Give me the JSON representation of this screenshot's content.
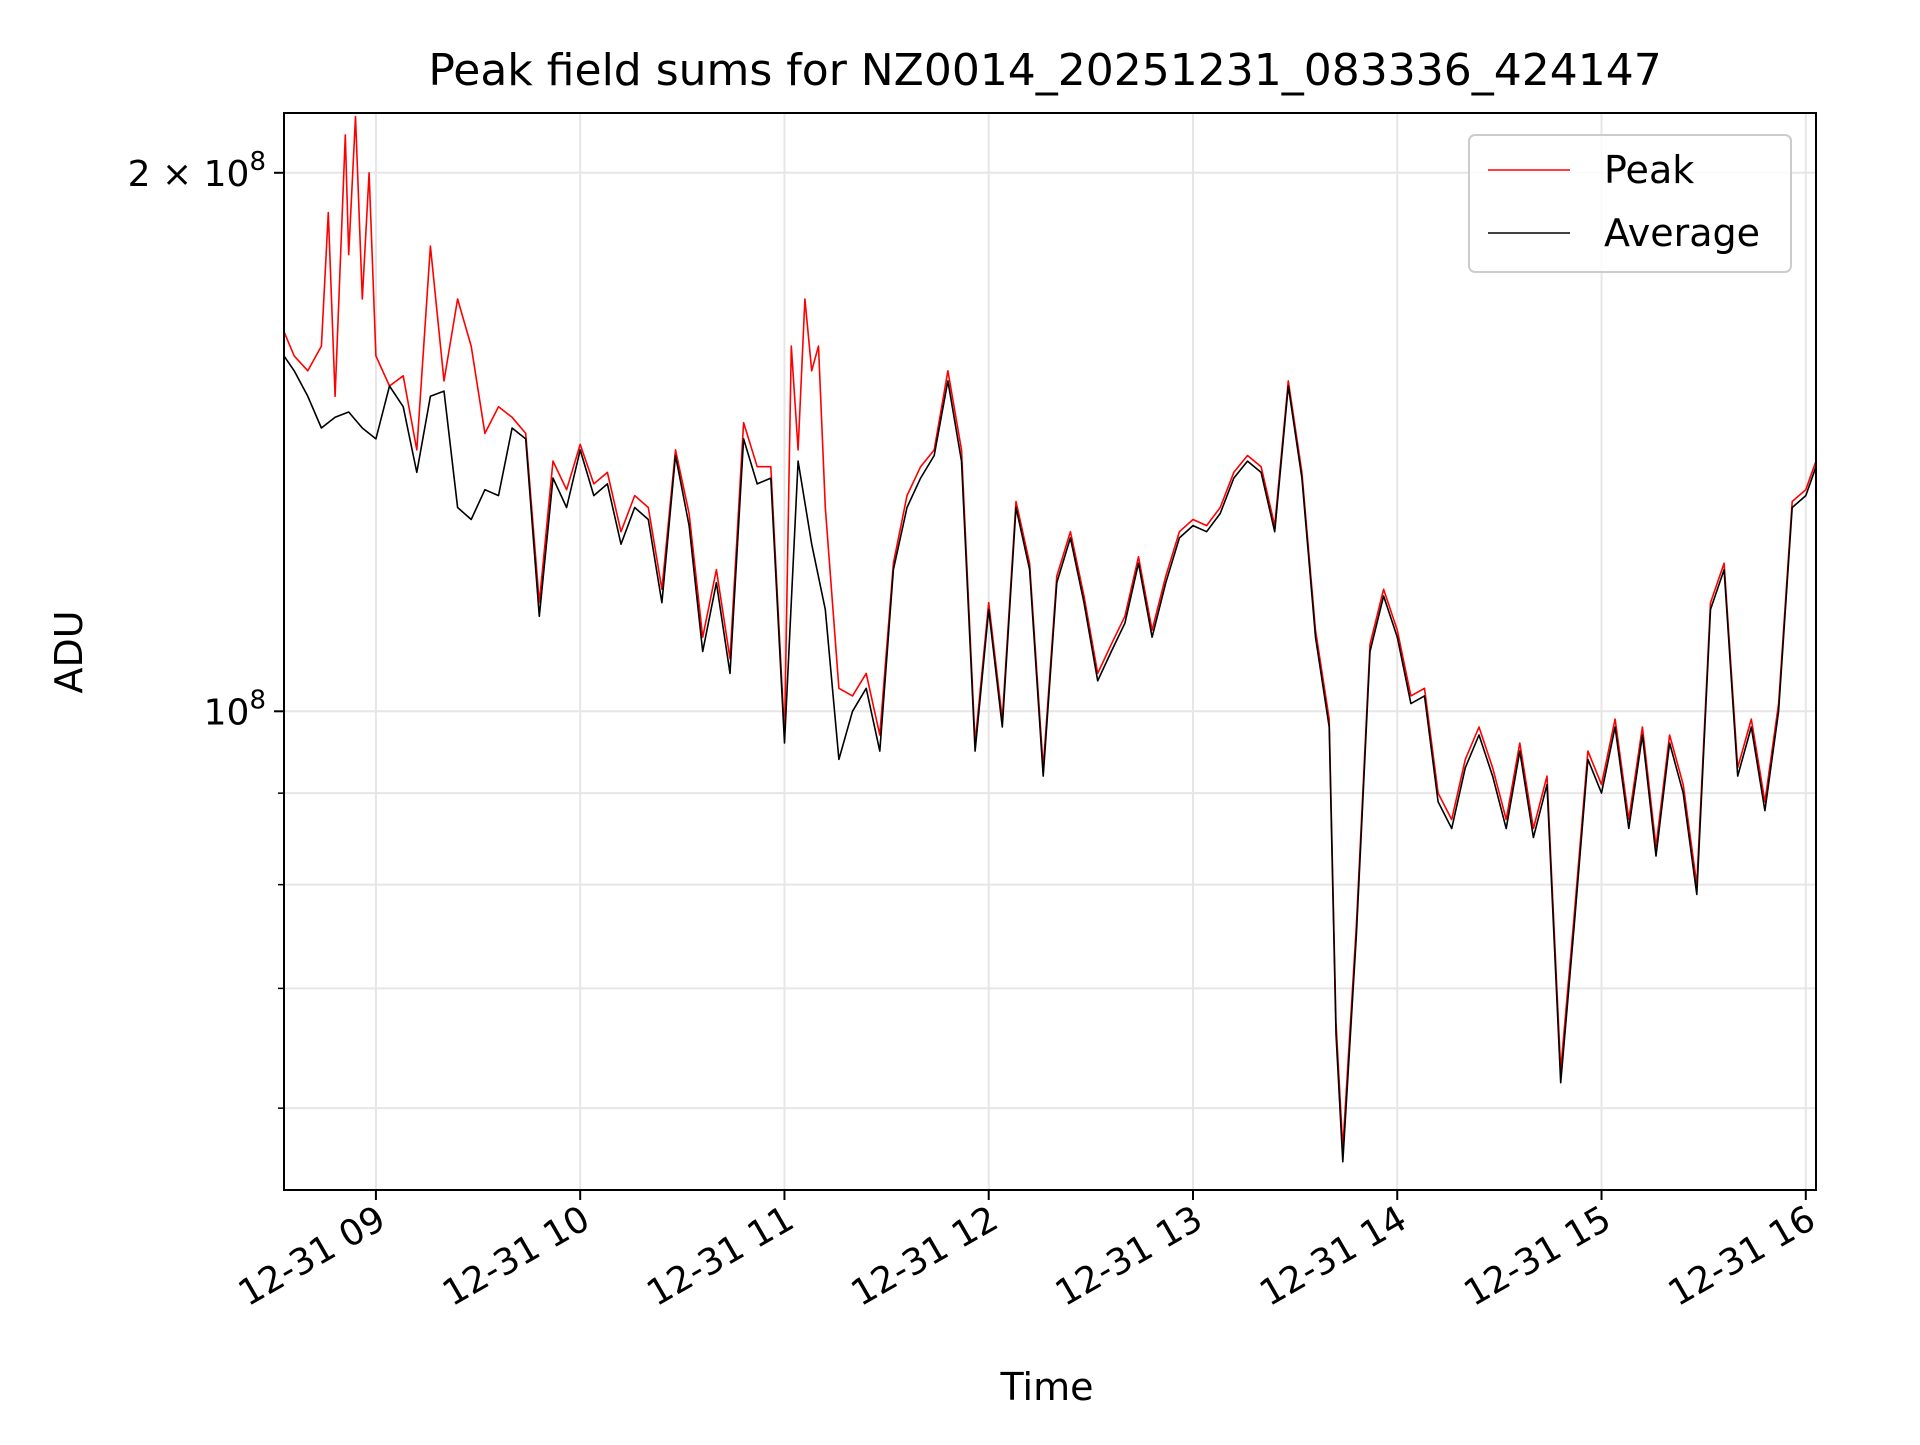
{
  "chart_data": {
    "type": "line",
    "title": "Peak field sums for NZ0014_20251231_083336_424147",
    "xlabel": "Time",
    "ylabel": "ADU",
    "y_scale": "log",
    "ylim": [
      54000000,
      216000000
    ],
    "xlim": [
      "2025-12-31 08:33",
      "2025-12-31 16:03"
    ],
    "x_ticks": [
      {
        "t": "2025-12-31 09:00",
        "label": "12-31 09"
      },
      {
        "t": "2025-12-31 10:00",
        "label": "12-31 10"
      },
      {
        "t": "2025-12-31 11:00",
        "label": "12-31 11"
      },
      {
        "t": "2025-12-31 12:00",
        "label": "12-31 12"
      },
      {
        "t": "2025-12-31 13:00",
        "label": "12-31 13"
      },
      {
        "t": "2025-12-31 14:00",
        "label": "12-31 14"
      },
      {
        "t": "2025-12-31 15:00",
        "label": "12-31 15"
      },
      {
        "t": "2025-12-31 16:00",
        "label": "12-31 16"
      }
    ],
    "y_ticks_major": [
      {
        "value": 100000000,
        "base": "10",
        "exp": "8",
        "prefix": ""
      },
      {
        "value": 200000000,
        "base": "10",
        "exp": "8",
        "prefix": "2 × "
      }
    ],
    "y_ticks_minor": [
      60000000,
      70000000,
      80000000,
      90000000
    ],
    "grid": true,
    "legend": {
      "position": "top-right",
      "entries": [
        "Peak",
        "Average"
      ]
    },
    "colors": {
      "Peak": "#ff0000",
      "Average": "#000000",
      "grid": "#e6e6e6"
    },
    "series": [
      {
        "name": "Average",
        "x": [
          "2025-12-31 08:33",
          "2025-12-31 08:36",
          "2025-12-31 08:40",
          "2025-12-31 08:44",
          "2025-12-31 08:48",
          "2025-12-31 08:52",
          "2025-12-31 08:56",
          "2025-12-31 09:00",
          "2025-12-31 09:04",
          "2025-12-31 09:08",
          "2025-12-31 09:12",
          "2025-12-31 09:16",
          "2025-12-31 09:20",
          "2025-12-31 09:24",
          "2025-12-31 09:28",
          "2025-12-31 09:32",
          "2025-12-31 09:36",
          "2025-12-31 09:40",
          "2025-12-31 09:44",
          "2025-12-31 09:48",
          "2025-12-31 09:52",
          "2025-12-31 09:56",
          "2025-12-31 10:00",
          "2025-12-31 10:04",
          "2025-12-31 10:08",
          "2025-12-31 10:12",
          "2025-12-31 10:16",
          "2025-12-31 10:20",
          "2025-12-31 10:24",
          "2025-12-31 10:28",
          "2025-12-31 10:32",
          "2025-12-31 10:36",
          "2025-12-31 10:40",
          "2025-12-31 10:44",
          "2025-12-31 10:48",
          "2025-12-31 10:52",
          "2025-12-31 10:56",
          "2025-12-31 11:00",
          "2025-12-31 11:04",
          "2025-12-31 11:08",
          "2025-12-31 11:12",
          "2025-12-31 11:16",
          "2025-12-31 11:20",
          "2025-12-31 11:24",
          "2025-12-31 11:28",
          "2025-12-31 11:32",
          "2025-12-31 11:36",
          "2025-12-31 11:40",
          "2025-12-31 11:44",
          "2025-12-31 11:48",
          "2025-12-31 11:52",
          "2025-12-31 11:56",
          "2025-12-31 12:00",
          "2025-12-31 12:04",
          "2025-12-31 12:08",
          "2025-12-31 12:12",
          "2025-12-31 12:16",
          "2025-12-31 12:20",
          "2025-12-31 12:24",
          "2025-12-31 12:28",
          "2025-12-31 12:32",
          "2025-12-31 12:36",
          "2025-12-31 12:40",
          "2025-12-31 12:44",
          "2025-12-31 12:48",
          "2025-12-31 12:52",
          "2025-12-31 12:56",
          "2025-12-31 13:00",
          "2025-12-31 13:04",
          "2025-12-31 13:08",
          "2025-12-31 13:12",
          "2025-12-31 13:16",
          "2025-12-31 13:20",
          "2025-12-31 13:24",
          "2025-12-31 13:28",
          "2025-12-31 13:32",
          "2025-12-31 13:36",
          "2025-12-31 13:40",
          "2025-12-31 13:42",
          "2025-12-31 13:44",
          "2025-12-31 13:48",
          "2025-12-31 13:52",
          "2025-12-31 13:56",
          "2025-12-31 14:00",
          "2025-12-31 14:04",
          "2025-12-31 14:08",
          "2025-12-31 14:12",
          "2025-12-31 14:16",
          "2025-12-31 14:20",
          "2025-12-31 14:24",
          "2025-12-31 14:28",
          "2025-12-31 14:32",
          "2025-12-31 14:36",
          "2025-12-31 14:40",
          "2025-12-31 14:44",
          "2025-12-31 14:48",
          "2025-12-31 14:52",
          "2025-12-31 14:56",
          "2025-12-31 15:00",
          "2025-12-31 15:04",
          "2025-12-31 15:08",
          "2025-12-31 15:12",
          "2025-12-31 15:16",
          "2025-12-31 15:20",
          "2025-12-31 15:24",
          "2025-12-31 15:28",
          "2025-12-31 15:32",
          "2025-12-31 15:36",
          "2025-12-31 15:40",
          "2025-12-31 15:44",
          "2025-12-31 15:48",
          "2025-12-31 15:52",
          "2025-12-31 15:56",
          "2025-12-31 16:00",
          "2025-12-31 16:03"
        ],
        "y": [
          158000000,
          155000000,
          150000000,
          144000000,
          146000000,
          147000000,
          144000000,
          142000000,
          152000000,
          148000000,
          136000000,
          150000000,
          151000000,
          130000000,
          128000000,
          133000000,
          132000000,
          144000000,
          142000000,
          113000000,
          135000000,
          130000000,
          140000000,
          132000000,
          134000000,
          124000000,
          130000000,
          128000000,
          115000000,
          139000000,
          127000000,
          108000000,
          118000000,
          105000000,
          142000000,
          134000000,
          135000000,
          96000000,
          138000000,
          124000000,
          114000000,
          94000000,
          100000000,
          103000000,
          95000000,
          120000000,
          130000000,
          135000000,
          139000000,
          153000000,
          138000000,
          95000000,
          114000000,
          98000000,
          130000000,
          120000000,
          92000000,
          118000000,
          125000000,
          115000000,
          104000000,
          108000000,
          112000000,
          121000000,
          110000000,
          118000000,
          125000000,
          127000000,
          126000000,
          129000000,
          135000000,
          138000000,
          136000000,
          126000000,
          152000000,
          135000000,
          110000000,
          98000000,
          66000000,
          56000000,
          75000000,
          108000000,
          116000000,
          110000000,
          101000000,
          102000000,
          89000000,
          86000000,
          93000000,
          97000000,
          92000000,
          86000000,
          95000000,
          85000000,
          91000000,
          62000000,
          76000000,
          94000000,
          90000000,
          98000000,
          86000000,
          97000000,
          83000000,
          96000000,
          90000000,
          79000000,
          114000000,
          120000000,
          92000000,
          98000000,
          88000000,
          100000000,
          130000000,
          132000000,
          137000000
        ]
      },
      {
        "name": "Peak",
        "x": [
          "2025-12-31 08:33",
          "2025-12-31 08:36",
          "2025-12-31 08:40",
          "2025-12-31 08:44",
          "2025-12-31 08:46",
          "2025-12-31 08:48",
          "2025-12-31 08:51",
          "2025-12-31 08:52",
          "2025-12-31 08:54",
          "2025-12-31 08:56",
          "2025-12-31 08:58",
          "2025-12-31 09:00",
          "2025-12-31 09:04",
          "2025-12-31 09:08",
          "2025-12-31 09:12",
          "2025-12-31 09:16",
          "2025-12-31 09:20",
          "2025-12-31 09:24",
          "2025-12-31 09:28",
          "2025-12-31 09:32",
          "2025-12-31 09:36",
          "2025-12-31 09:40",
          "2025-12-31 09:44",
          "2025-12-31 09:48",
          "2025-12-31 09:52",
          "2025-12-31 09:56",
          "2025-12-31 10:00",
          "2025-12-31 10:04",
          "2025-12-31 10:08",
          "2025-12-31 10:12",
          "2025-12-31 10:16",
          "2025-12-31 10:20",
          "2025-12-31 10:24",
          "2025-12-31 10:28",
          "2025-12-31 10:32",
          "2025-12-31 10:36",
          "2025-12-31 10:40",
          "2025-12-31 10:44",
          "2025-12-31 10:48",
          "2025-12-31 10:52",
          "2025-12-31 10:56",
          "2025-12-31 11:00",
          "2025-12-31 11:02",
          "2025-12-31 11:04",
          "2025-12-31 11:06",
          "2025-12-31 11:08",
          "2025-12-31 11:10",
          "2025-12-31 11:12",
          "2025-12-31 11:16",
          "2025-12-31 11:20",
          "2025-12-31 11:24",
          "2025-12-31 11:28",
          "2025-12-31 11:32",
          "2025-12-31 11:36",
          "2025-12-31 11:40",
          "2025-12-31 11:44",
          "2025-12-31 11:48",
          "2025-12-31 11:52",
          "2025-12-31 11:56",
          "2025-12-31 12:00",
          "2025-12-31 12:04",
          "2025-12-31 12:08",
          "2025-12-31 12:12",
          "2025-12-31 12:16",
          "2025-12-31 12:20",
          "2025-12-31 12:24",
          "2025-12-31 12:28",
          "2025-12-31 12:32",
          "2025-12-31 12:36",
          "2025-12-31 12:40",
          "2025-12-31 12:44",
          "2025-12-31 12:48",
          "2025-12-31 12:52",
          "2025-12-31 12:56",
          "2025-12-31 13:00",
          "2025-12-31 13:04",
          "2025-12-31 13:08",
          "2025-12-31 13:12",
          "2025-12-31 13:16",
          "2025-12-31 13:20",
          "2025-12-31 13:24",
          "2025-12-31 13:28",
          "2025-12-31 13:32",
          "2025-12-31 13:36",
          "2025-12-31 13:40",
          "2025-12-31 13:42",
          "2025-12-31 13:44",
          "2025-12-31 13:48",
          "2025-12-31 13:52",
          "2025-12-31 13:56",
          "2025-12-31 14:00",
          "2025-12-31 14:04",
          "2025-12-31 14:08",
          "2025-12-31 14:12",
          "2025-12-31 14:16",
          "2025-12-31 14:20",
          "2025-12-31 14:24",
          "2025-12-31 14:28",
          "2025-12-31 14:32",
          "2025-12-31 14:36",
          "2025-12-31 14:40",
          "2025-12-31 14:44",
          "2025-12-31 14:48",
          "2025-12-31 14:52",
          "2025-12-31 14:56",
          "2025-12-31 15:00",
          "2025-12-31 15:04",
          "2025-12-31 15:08",
          "2025-12-31 15:12",
          "2025-12-31 15:16",
          "2025-12-31 15:20",
          "2025-12-31 15:24",
          "2025-12-31 15:28",
          "2025-12-31 15:32",
          "2025-12-31 15:36",
          "2025-12-31 15:40",
          "2025-12-31 15:44",
          "2025-12-31 15:48",
          "2025-12-31 15:52",
          "2025-12-31 15:56",
          "2025-12-31 16:00",
          "2025-12-31 16:03"
        ],
        "y": [
          163000000,
          158000000,
          155000000,
          160000000,
          190000000,
          150000000,
          210000000,
          180000000,
          215000000,
          170000000,
          200000000,
          158000000,
          152000000,
          154000000,
          140000000,
          182000000,
          153000000,
          170000000,
          160000000,
          143000000,
          148000000,
          146000000,
          143000000,
          115000000,
          138000000,
          133000000,
          141000000,
          134000000,
          136000000,
          126000000,
          132000000,
          130000000,
          117000000,
          140000000,
          129000000,
          110000000,
          120000000,
          107000000,
          145000000,
          137000000,
          137000000,
          97000000,
          160000000,
          140000000,
          170000000,
          155000000,
          160000000,
          130000000,
          103000000,
          102000000,
          105000000,
          97000000,
          121000000,
          132000000,
          137000000,
          140000000,
          155000000,
          140000000,
          96000000,
          115000000,
          99000000,
          131000000,
          121000000,
          93000000,
          119000000,
          126000000,
          116000000,
          105000000,
          109000000,
          113000000,
          122000000,
          111000000,
          119000000,
          126000000,
          128000000,
          127000000,
          130000000,
          136000000,
          139000000,
          137000000,
          127000000,
          153000000,
          136000000,
          111000000,
          99000000,
          67000000,
          57000000,
          76000000,
          109000000,
          117000000,
          111000000,
          102000000,
          103000000,
          90000000,
          87000000,
          94000000,
          98000000,
          93000000,
          87000000,
          96000000,
          86000000,
          92000000,
          63000000,
          77000000,
          95000000,
          91000000,
          99000000,
          87000000,
          98000000,
          84000000,
          97000000,
          91000000,
          80000000,
          115000000,
          121000000,
          93000000,
          99000000,
          89000000,
          101000000,
          131000000,
          133000000,
          138000000
        ]
      }
    ]
  }
}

# # # # #

» **Task goal**
Each line in the entries above that includes the string "Average" should be extracted.

» **Completed exercise**
        "Average"
      "Average": "#000000",
        "name": "Average",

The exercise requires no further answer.